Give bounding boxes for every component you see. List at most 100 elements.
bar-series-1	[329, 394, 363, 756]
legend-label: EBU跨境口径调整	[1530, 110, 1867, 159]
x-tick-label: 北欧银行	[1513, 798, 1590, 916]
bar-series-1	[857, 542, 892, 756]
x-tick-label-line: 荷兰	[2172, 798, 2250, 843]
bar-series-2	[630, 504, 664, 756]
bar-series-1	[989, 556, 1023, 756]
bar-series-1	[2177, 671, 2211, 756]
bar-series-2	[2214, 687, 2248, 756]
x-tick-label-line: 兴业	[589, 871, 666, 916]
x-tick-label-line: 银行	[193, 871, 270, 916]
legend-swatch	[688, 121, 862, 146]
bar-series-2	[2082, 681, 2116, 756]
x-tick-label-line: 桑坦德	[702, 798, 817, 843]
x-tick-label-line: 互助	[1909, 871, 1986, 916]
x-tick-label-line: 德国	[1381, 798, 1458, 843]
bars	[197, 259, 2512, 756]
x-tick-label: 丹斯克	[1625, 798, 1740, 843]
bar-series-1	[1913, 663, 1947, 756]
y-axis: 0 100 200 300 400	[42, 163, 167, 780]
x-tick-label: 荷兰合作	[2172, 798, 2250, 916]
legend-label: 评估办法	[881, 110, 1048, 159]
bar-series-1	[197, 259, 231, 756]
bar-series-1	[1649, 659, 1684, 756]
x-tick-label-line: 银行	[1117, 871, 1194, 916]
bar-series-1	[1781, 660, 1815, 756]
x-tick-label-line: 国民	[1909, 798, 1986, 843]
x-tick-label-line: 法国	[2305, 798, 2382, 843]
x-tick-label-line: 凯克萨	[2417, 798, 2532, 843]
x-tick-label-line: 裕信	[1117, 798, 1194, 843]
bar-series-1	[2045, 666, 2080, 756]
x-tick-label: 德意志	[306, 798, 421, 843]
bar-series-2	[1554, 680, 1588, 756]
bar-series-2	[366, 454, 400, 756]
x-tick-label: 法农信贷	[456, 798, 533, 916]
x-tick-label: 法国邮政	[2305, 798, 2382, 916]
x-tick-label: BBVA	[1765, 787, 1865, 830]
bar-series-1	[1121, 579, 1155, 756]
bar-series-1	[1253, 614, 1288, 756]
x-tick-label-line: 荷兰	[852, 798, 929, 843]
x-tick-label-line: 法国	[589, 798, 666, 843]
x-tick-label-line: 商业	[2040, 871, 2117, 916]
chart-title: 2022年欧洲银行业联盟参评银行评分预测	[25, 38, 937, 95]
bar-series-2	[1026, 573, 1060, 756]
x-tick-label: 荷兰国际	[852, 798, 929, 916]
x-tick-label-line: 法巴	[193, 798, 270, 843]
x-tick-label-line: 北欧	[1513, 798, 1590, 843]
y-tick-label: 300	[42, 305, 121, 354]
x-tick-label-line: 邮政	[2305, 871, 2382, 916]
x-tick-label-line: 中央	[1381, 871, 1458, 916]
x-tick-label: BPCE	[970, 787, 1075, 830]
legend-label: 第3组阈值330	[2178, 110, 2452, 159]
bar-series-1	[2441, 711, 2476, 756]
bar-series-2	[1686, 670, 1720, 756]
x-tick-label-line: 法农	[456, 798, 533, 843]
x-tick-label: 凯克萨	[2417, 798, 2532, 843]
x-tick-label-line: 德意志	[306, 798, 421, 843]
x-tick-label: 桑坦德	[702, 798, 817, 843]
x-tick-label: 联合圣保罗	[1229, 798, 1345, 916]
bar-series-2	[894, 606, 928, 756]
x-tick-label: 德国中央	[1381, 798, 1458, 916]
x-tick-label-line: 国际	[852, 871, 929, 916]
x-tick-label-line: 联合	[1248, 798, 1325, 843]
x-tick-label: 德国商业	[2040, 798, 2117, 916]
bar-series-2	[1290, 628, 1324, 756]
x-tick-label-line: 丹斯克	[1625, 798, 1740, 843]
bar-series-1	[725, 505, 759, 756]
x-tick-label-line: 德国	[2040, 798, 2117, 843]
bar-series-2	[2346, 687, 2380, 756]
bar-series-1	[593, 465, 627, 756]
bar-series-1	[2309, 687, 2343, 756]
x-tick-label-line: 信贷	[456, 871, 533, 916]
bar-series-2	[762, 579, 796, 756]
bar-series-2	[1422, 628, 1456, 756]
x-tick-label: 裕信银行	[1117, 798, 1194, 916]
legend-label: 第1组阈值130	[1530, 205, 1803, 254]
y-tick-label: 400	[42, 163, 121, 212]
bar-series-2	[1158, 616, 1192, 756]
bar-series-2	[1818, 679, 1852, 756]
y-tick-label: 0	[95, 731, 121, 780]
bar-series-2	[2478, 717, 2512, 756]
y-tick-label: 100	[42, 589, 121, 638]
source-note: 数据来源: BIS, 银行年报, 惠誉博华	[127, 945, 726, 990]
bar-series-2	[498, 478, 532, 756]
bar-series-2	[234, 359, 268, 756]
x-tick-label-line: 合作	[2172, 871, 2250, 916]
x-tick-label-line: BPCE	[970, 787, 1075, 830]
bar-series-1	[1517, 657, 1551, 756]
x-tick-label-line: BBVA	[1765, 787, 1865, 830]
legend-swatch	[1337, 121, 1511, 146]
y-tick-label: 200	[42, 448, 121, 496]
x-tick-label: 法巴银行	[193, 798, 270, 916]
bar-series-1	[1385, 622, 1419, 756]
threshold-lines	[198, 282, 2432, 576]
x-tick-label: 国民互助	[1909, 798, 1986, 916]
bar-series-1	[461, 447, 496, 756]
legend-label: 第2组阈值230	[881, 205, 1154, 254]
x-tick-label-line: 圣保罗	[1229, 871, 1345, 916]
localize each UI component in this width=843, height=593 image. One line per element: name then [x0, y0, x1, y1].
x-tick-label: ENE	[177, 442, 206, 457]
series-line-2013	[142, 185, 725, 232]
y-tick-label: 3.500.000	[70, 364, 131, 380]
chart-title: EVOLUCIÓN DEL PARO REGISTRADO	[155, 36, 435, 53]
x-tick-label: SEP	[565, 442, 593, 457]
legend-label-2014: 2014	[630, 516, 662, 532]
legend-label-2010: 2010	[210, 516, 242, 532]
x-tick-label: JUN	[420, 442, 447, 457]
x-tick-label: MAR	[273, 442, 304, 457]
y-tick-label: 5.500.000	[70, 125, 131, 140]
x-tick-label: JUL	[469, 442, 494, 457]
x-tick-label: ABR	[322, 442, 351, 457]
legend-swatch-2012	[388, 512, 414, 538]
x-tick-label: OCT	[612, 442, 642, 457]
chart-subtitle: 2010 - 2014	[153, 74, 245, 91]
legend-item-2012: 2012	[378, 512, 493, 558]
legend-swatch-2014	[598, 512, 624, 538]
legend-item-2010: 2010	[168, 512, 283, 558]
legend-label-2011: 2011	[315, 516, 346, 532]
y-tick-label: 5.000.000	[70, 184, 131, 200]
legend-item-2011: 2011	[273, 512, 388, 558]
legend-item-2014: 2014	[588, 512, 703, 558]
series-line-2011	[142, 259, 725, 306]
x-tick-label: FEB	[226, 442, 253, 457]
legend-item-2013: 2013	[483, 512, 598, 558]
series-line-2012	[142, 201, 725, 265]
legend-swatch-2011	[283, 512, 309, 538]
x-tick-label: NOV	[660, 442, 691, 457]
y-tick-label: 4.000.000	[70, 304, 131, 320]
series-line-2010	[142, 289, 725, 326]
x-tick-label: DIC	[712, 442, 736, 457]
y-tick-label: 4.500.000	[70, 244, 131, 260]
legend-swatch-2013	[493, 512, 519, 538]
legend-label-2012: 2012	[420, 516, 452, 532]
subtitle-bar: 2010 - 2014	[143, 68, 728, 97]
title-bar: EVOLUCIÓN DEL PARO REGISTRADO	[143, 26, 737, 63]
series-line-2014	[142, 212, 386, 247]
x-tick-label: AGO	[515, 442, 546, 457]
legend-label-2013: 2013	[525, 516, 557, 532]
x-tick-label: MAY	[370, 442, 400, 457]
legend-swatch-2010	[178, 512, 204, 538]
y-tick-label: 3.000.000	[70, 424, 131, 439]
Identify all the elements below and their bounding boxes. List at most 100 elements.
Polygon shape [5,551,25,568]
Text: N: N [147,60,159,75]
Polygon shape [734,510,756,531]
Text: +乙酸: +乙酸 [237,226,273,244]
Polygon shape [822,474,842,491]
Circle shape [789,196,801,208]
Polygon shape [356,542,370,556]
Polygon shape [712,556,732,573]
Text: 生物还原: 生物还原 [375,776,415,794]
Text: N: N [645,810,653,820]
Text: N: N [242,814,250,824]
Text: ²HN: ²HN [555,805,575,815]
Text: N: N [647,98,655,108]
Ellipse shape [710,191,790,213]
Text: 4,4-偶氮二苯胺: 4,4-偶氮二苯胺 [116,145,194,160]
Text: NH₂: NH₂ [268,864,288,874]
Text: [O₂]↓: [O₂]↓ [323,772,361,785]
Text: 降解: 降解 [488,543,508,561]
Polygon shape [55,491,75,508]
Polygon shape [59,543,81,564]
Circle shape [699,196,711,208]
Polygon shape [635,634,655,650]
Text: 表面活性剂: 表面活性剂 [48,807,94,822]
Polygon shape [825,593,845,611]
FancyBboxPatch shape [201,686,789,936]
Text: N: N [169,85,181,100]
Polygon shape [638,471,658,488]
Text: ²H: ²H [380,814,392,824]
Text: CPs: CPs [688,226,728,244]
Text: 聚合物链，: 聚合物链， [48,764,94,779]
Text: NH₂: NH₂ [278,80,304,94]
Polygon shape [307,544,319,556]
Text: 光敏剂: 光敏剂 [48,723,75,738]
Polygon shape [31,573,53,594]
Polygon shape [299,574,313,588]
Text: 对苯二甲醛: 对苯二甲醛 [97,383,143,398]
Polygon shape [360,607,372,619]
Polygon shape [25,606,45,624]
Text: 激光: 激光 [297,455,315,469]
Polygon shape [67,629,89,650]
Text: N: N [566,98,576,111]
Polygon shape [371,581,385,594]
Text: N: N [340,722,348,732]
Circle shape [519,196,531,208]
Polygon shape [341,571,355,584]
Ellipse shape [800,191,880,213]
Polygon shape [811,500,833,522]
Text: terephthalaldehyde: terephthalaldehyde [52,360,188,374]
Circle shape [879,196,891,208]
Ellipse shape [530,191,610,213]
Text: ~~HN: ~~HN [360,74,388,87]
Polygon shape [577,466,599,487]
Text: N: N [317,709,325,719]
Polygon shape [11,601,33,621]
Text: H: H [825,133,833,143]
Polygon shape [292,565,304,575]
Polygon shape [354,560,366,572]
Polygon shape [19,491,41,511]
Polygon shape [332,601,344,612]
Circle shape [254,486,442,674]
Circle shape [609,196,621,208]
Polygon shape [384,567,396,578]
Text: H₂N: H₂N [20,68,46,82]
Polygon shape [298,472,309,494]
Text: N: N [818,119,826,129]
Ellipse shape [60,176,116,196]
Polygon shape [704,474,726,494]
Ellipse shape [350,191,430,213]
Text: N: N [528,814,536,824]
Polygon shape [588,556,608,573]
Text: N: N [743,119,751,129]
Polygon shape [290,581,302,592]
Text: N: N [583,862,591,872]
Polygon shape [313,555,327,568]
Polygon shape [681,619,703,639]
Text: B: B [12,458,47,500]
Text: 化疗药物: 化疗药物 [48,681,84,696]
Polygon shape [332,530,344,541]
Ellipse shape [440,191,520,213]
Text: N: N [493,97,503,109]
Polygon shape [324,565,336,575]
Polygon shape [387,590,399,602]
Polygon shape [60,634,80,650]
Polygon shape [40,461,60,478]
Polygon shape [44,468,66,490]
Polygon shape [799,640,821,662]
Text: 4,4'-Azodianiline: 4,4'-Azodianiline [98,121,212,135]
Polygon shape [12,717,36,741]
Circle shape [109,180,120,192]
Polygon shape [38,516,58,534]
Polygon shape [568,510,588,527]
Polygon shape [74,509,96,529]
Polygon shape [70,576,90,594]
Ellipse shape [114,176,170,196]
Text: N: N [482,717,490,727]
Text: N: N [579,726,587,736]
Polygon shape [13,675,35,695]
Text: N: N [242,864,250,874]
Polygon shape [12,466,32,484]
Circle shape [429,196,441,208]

****************************************

## What you have to do:
Write out the listing from its first line through the line containing "798, 2382, 843]", including both, with each line reproduced unchanged.

## Written response:
Give bounding boxes for every component you see. List at most 100 elements.
bar-series-1	[329, 394, 363, 756]
legend-label: EBU跨境口径调整	[1530, 110, 1867, 159]
x-tick-label: 北欧银行	[1513, 798, 1590, 916]
bar-series-1	[857, 542, 892, 756]
x-tick-label-line: 荷兰	[2172, 798, 2250, 843]
bar-series-2	[630, 504, 664, 756]
bar-series-1	[989, 556, 1023, 756]
bar-series-1	[2177, 671, 2211, 756]
bar-series-2	[2214, 687, 2248, 756]
x-tick-label-line: 兴业	[589, 871, 666, 916]
x-tick-label-line: 银行	[193, 871, 270, 916]
legend-swatch	[688, 121, 862, 146]
bar-series-2	[2082, 681, 2116, 756]
x-tick-label-line: 桑坦德	[702, 798, 817, 843]
x-tick-label-line: 互助	[1909, 871, 1986, 916]
x-tick-label-line: 德国	[1381, 798, 1458, 843]
bars	[197, 259, 2512, 756]
x-tick-label: 丹斯克	[1625, 798, 1740, 843]
bar-series-1	[1913, 663, 1947, 756]
y-axis: 0 100 200 300 400	[42, 163, 167, 780]
x-tick-label: 荷兰合作	[2172, 798, 2250, 916]
legend-label: 评估办法	[881, 110, 1048, 159]
bar-series-1	[197, 259, 231, 756]
bar-series-1	[1649, 659, 1684, 756]
x-tick-label-line: 银行	[1117, 871, 1194, 916]
bar-series-1	[1781, 660, 1815, 756]
x-tick-label-line: 国民	[1909, 798, 1986, 843]
x-tick-label-line: 法国	[2305, 798, 2382, 843]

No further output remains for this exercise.